§ **What you are asked to do**
Would you set down every entry shown below, precisely as written?

[Collection entries]
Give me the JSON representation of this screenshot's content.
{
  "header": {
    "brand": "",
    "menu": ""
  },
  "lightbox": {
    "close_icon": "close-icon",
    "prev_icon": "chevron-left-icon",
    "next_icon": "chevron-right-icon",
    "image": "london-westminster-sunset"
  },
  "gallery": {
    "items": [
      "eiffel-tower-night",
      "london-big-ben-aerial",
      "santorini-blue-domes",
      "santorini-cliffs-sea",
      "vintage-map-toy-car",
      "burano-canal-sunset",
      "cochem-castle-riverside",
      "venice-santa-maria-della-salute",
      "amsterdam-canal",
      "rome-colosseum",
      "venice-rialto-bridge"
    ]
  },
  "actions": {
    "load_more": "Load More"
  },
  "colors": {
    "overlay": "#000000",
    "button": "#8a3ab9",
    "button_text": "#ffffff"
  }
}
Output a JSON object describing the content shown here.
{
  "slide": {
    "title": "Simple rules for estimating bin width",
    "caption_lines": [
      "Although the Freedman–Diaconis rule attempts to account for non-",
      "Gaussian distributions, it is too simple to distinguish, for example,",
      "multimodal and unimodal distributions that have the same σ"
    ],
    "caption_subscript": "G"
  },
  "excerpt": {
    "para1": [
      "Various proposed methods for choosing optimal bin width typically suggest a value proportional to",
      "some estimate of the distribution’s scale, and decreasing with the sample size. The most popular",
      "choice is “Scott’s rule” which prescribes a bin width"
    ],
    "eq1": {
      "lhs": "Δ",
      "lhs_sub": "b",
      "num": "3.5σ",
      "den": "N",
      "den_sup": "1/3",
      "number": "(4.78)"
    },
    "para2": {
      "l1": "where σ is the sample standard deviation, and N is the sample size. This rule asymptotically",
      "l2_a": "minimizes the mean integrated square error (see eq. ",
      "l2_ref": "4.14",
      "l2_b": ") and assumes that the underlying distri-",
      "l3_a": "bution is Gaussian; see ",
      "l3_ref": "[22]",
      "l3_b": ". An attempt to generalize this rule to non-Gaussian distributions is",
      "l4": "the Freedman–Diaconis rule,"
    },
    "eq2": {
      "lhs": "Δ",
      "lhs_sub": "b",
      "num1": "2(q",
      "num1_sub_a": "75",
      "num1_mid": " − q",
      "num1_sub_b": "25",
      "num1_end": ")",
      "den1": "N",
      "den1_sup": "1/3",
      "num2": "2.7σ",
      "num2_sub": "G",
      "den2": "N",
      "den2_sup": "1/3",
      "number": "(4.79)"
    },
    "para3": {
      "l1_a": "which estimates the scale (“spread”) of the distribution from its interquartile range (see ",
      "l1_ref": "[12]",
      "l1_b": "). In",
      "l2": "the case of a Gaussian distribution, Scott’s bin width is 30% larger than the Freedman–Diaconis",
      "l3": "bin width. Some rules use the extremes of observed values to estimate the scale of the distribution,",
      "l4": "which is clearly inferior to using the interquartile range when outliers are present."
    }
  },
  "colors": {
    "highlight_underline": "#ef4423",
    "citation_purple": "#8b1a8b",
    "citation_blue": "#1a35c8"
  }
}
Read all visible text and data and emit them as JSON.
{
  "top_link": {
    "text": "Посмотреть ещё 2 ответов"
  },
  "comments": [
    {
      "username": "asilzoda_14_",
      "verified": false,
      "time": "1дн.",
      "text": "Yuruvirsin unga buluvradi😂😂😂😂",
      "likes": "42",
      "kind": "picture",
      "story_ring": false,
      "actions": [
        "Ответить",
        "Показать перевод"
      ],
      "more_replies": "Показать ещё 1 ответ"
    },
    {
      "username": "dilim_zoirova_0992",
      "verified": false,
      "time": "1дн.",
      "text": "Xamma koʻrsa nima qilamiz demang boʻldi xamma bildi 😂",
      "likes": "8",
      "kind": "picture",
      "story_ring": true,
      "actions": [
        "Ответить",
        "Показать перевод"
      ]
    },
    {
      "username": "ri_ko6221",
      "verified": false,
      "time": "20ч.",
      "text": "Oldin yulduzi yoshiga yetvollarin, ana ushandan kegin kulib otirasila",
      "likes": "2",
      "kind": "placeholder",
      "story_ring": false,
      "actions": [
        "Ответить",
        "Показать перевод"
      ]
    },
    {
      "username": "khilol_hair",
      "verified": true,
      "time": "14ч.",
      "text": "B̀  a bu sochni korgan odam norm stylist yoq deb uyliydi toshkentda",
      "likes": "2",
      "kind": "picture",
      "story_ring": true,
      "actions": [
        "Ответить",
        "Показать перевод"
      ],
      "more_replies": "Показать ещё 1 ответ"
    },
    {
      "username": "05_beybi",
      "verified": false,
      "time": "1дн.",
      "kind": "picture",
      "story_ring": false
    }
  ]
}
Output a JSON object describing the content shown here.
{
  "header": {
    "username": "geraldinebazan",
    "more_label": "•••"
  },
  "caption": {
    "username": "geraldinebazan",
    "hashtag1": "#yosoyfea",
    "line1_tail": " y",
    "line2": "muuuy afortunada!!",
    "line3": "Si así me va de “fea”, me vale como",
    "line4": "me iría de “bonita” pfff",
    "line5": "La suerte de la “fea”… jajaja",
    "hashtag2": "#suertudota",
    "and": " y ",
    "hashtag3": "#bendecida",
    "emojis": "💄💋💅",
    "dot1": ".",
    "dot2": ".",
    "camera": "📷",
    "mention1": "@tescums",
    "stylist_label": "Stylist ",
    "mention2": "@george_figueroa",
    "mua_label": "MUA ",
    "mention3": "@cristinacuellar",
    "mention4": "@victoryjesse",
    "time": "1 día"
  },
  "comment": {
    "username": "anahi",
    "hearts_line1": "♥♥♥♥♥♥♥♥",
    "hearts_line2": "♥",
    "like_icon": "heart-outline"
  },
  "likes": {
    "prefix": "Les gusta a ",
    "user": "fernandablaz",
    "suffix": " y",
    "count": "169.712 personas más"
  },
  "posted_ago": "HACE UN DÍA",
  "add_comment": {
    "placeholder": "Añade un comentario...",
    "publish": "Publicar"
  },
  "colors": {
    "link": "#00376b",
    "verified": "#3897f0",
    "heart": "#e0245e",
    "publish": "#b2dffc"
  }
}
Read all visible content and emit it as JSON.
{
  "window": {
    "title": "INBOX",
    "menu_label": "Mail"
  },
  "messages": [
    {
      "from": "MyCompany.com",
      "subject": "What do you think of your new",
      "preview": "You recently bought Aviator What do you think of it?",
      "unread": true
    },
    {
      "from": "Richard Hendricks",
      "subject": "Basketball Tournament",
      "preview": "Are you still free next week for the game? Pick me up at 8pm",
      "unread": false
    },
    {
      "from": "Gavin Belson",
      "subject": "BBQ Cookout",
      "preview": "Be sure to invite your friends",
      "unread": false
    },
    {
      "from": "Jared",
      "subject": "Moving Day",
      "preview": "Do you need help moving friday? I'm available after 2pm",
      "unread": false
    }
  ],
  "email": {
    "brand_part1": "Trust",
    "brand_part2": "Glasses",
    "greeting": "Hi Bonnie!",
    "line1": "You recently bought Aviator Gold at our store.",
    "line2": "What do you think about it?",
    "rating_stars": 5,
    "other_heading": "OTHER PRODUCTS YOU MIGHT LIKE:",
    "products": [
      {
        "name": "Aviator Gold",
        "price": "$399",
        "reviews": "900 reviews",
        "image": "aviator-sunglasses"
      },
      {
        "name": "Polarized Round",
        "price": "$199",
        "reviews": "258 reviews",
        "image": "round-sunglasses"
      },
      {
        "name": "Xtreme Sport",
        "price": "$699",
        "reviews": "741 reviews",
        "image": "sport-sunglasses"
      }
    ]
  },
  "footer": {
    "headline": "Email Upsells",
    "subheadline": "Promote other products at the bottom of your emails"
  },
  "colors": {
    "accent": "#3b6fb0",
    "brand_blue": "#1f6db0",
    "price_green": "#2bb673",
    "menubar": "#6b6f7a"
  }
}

§ **Answer in full**
Give me the JSON representation of this screenshot's content.
{
  "header": {
    "brand": "",
    "menu": ""
  },
  "lightbox": {
    "close_icon": "close-icon",
    "prev_icon": "chevron-left-icon",
    "next_icon": "chevron-right-icon",
    "image": "london-westminster-sunset"
  },
  "gallery": {
    "items": [
      "eiffel-tower-night",
      "london-big-ben-aerial",
      "santorini-blue-domes",
      "santorini-cliffs-sea",
      "vintage-map-toy-car",
      "burano-canal-sunset",
      "cochem-castle-riverside",
      "venice-santa-maria-della-salute",
      "amsterdam-canal",
      "rome-colosseum",
      "venice-rialto-bridge"
    ]
  },
  "actions": {
    "load_more": "Load More"
  },
  "colors": {
    "overlay": "#000000",
    "button": "#8a3ab9",
    "button_text": "#ffffff"
  }
}
Output a JSON object describing the content shown here.
{
  "slide": {
    "title": "Simple rules for estimating bin width",
    "caption_lines": [
      "Although the Freedman–Diaconis rule attempts to account for non-",
      "Gaussian distributions, it is too simple to distinguish, for example,",
      "multimodal and unimodal distributions that have the same σ"
    ],
    "caption_subscript": "G"
  },
  "excerpt": {
    "para1": [
      "Various proposed methods for choosing optimal bin width typically suggest a value proportional to",
      "some estimate of the distribution’s scale, and decreasing with the sample size. The most popular",
      "choice is “Scott’s rule” which prescribes a bin width"
    ],
    "eq1": {
      "lhs": "Δ",
      "lhs_sub": "b",
      "num": "3.5σ",
      "den": "N",
      "den_sup": "1/3",
      "number": "(4.78)"
    },
    "para2": {
      "l1": "where σ is the sample standard deviation, and N is the sample size. This rule asymptotically",
      "l2_a": "minimizes the mean integrated square error (see eq. ",
      "l2_ref": "4.14",
      "l2_b": ") and assumes that the underlying distri-",
      "l3_a": "bution is Gaussian; see ",
      "l3_ref": "[22]",
      "l3_b": ". An attempt to generalize this rule to non-Gaussian distributions is",
      "l4": "the Freedman–Diaconis rule,"
    },
    "eq2": {
      "lhs": "Δ",
      "lhs_sub": "b",
      "num1": "2(q",
      "num1_sub_a": "75",
      "num1_mid": " − q",
      "num1_sub_b": "25",
      "num1_end": ")",
      "den1": "N",
      "den1_sup": "1/3",
      "num2": "2.7σ",
      "num2_sub": "G",
      "den2": "N",
      "den2_sup": "1/3",
      "number": "(4.79)"
    },
    "para3": {
      "l1_a": "which estimates the scale (“spread”) of the distribution from its interquartile range (see ",
      "l1_ref": "[12]",
      "l1_b": "). In",
      "l2": "the case of a Gaussian distribution, Scott’s bin width is 30% larger than the Freedman–Diaconis",
      "l3": "bin width. Some rules use the extremes of observed values to estimate the scale of the distribution,",
      "l4": "which is clearly inferior to using the interquartile range when outliers are present."
    }
  },
  "colors": {
    "highlight_underline": "#ef4423",
    "citation_purple": "#8b1a8b",
    "citation_blue": "#1a35c8"
  }
}
Read all visible text and data and emit them as JSON.
{
  "top_link": {
    "text": "Посмотреть ещё 2 ответов"
  },
  "comments": [
    {
      "username": "asilzoda_14_",
      "verified": false,
      "time": "1дн.",
      "text": "Yuruvirsin unga buluvradi😂😂😂😂",
      "likes": "42",
      "kind": "picture",
      "story_ring": false,
      "actions": [
        "Ответить",
        "Показать перевод"
      ],
      "more_replies": "Показать ещё 1 ответ"
    },
    {
      "username": "dilim_zoirova_0992",
      "verified": false,
      "time": "1дн.",
      "text": "Xamma koʻrsa nima qilamiz demang boʻldi xamma bildi 😂",
      "likes": "8",
      "kind": "picture",
      "story_ring": true,
      "actions": [
        "Ответить",
        "Показать перевод"
      ]
    },
    {
      "username": "ri_ko6221",
      "verified": false,
      "time": "20ч.",
      "text": "Oldin yulduzi yoshiga yetvollarin, ana ushandan kegin kulib otirasila",
      "likes": "2",
      "kind": "placeholder",
      "story_ring": false,
      "actions": [
        "Ответить",
        "Показать перевод"
      ]
    },
    {
      "username": "khilol_hair",
      "verified": true,
      "time": "14ч.",
      "text": "B̀  a bu sochni korgan odam norm stylist yoq deb uyliydi toshkentda",
      "likes": "2",
      "kind": "picture",
      "story_ring": true,
      "actions": [
        "Ответить",
        "Показать перевод"
      ],
      "more_replies": "Показать ещё 1 ответ"
    },
    {
      "username": "05_beybi",
      "verified": false,
      "time": "1дн.",
      "kind": "picture",
      "story_ring": false
    }
  ]
}
Output a JSON object describing the content shown here.
{
  "header": {
    "username": "geraldinebazan",
    "more_label": "•••"
  },
  "caption": {
    "username": "geraldinebazan",
    "hashtag1": "#yosoyfea",
    "line1_tail": " y",
    "line2": "muuuy afortunada!!",
    "line3": "Si así me va de “fea”, me vale como",
    "line4": "me iría de “bonita” pfff",
    "line5": "La suerte de la “fea”… jajaja",
    "hashtag2": "#suertudota",
    "and": " y ",
    "hashtag3": "#bendecida",
    "emojis": "💄💋💅",
    "dot1": ".",
    "dot2": ".",
    "camera": "📷",
    "mention1": "@tescums",
    "stylist_label": "Stylist ",
    "mention2": "@george_figueroa",
    "mua_label": "MUA ",
    "mention3": "@cristinacuellar",
    "mention4": "@victoryjesse",
    "time": "1 día"
  },
  "comment": {
    "username": "anahi",
    "hearts_line1": "♥♥♥♥♥♥♥♥",
    "hearts_line2": "♥",
    "like_icon": "heart-outline"
  },
  "likes": {
    "prefix": "Les gusta a ",
    "user": "fernandablaz",
    "suffix": " y",
    "count": "169.712 personas más"
  },
  "posted_ago": "HACE UN DÍA",
  "add_comment": {
    "placeholder": "Añade un comentario...",
    "publish": "Publicar"
  },
  "colors": {
    "link": "#00376b",
    "verified": "#3897f0",
    "heart": "#e0245e",
    "publish": "#b2dffc"
  }
}
Read all visible content and emit it as JSON.
{
  "window": {
    "title": "INBOX",
    "menu_label": "Mail"
  },
  "messages": [
    {
      "from": "MyCompany.com",
      "subject": "What do you think of your new",
      "preview": "You recently bought Aviator What do you think of it?",
      "unread": true
    },
    {
      "from": "Richard Hendricks",
      "subject": "Basketball Tournament",
      "preview": "Are you still free next week for the game? Pick me up at 8pm",
      "unread": false
    },
    {
      "from": "Gavin Belson",
      "subject": "BBQ Cookout",
      "preview": "Be sure to invite your friends",
      "unread": false
    },
    {
      "from": "Jared",
      "subject": "Moving Day",
      "preview": "Do you need help moving friday? I'm available after 2pm",
      "unread": false
    }
  ],
  "email": {
    "brand_part1": "Trust",
    "brand_part2": "Glasses",
    "greeting": "Hi Bonnie!",
    "line1": "You recently bought Aviator Gold at our store.",
    "line2": "What do you think about it?",
    "rating_stars": 5,
    "other_heading": "OTHER PRODUCTS YOU MIGHT LIKE:",
    "products": [
      {
        "name": "Aviator Gold",
        "price": "$399",
        "reviews": "900 reviews",
        "image": "aviator-sunglasses"
      },
      {
        "name": "Polarized Round",
        "price": "$199",
        "reviews": "258 reviews",
        "image": "round-sunglasses"
      },
      {
        "name": "Xtreme Sport",
        "price": "$699",
        "reviews": "741 reviews",
        "image": "sport-sunglasses"
      }
    ]
  },
  "footer": {
    "headline": "Email Upsells",
    "subheadline": "Promote other products at the bottom of your emails"
  },
  "colors": {
    "accent": "#3b6fb0",
    "brand_blue": "#1f6db0",
    "price_green": "#2bb673",
    "menubar": "#6b6f7a"
  }
}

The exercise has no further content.